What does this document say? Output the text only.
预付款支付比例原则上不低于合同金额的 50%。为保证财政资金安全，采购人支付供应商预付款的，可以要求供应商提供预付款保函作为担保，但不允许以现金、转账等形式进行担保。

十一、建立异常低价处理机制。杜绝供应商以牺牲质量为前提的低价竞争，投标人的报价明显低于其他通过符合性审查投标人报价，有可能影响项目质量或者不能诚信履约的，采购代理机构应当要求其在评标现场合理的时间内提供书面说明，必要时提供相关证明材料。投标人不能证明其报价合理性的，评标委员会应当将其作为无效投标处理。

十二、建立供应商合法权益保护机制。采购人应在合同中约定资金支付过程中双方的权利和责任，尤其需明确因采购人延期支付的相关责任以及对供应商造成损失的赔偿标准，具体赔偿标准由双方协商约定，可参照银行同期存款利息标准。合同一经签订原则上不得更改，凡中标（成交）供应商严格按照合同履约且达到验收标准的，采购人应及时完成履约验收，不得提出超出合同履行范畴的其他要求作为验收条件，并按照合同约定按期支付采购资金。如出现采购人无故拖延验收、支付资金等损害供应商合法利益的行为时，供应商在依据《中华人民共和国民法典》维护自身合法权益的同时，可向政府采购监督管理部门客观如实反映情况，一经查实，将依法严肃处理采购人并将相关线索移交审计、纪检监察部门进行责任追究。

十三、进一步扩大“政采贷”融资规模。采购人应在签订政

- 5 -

──────────

Extract the data exactly as given.

**The completed task**.
What does this document say? Output the text only.
预付款支付比例原则上不低于合同金额的 50%。为保证财政资金安全，采购人支付供应商预付款的，可以要求供应商提供预付款保函作为担保，但不允许以现金、转账等形式进行担保。

十一、建立异常低价处理机制。杜绝供应商以牺牲质量为前提的低价竞争，投标人的报价明显低于其他通过符合性审查投标人报价，有可能影响项目质量或者不能诚信履约的，采购代理机构应当要求其在评标现场合理的时间内提供书面说明，必要时提供相关证明材料。投标人不能证明其报价合理性的，评标委员会应当将其作为无效投标处理。

十二、建立供应商合法权益保护机制。采购人应在合同中约定资金支付过程中双方的权利和责任，尤其需明确因采购人延期支付的相关责任以及对供应商造成损失的赔偿标准，具体赔偿标准由双方协商约定，可参照银行同期存款利息标准。合同一经签订原则上不得更改，凡中标（成交）供应商严格按照合同履约且达到验收标准的，采购人应及时完成履约验收，不得提出超出合同履行范畴的其他要求作为验收条件，并按照合同约定按期支付采购资金。如出现采购人无故拖延验收、支付资金等损害供应商合法利益的行为时，供应商在依据《中华人民共和国民法典》维护自身合法权益的同时，可向政府采购监督管理部门客观如实反映情况，一经查实，将依法严肃处理采购人并将相关线索移交审计、纪检监察部门进行责任追究。

十三、进一步扩大“政采贷”融资规模。采购人应在签订政

- 5 -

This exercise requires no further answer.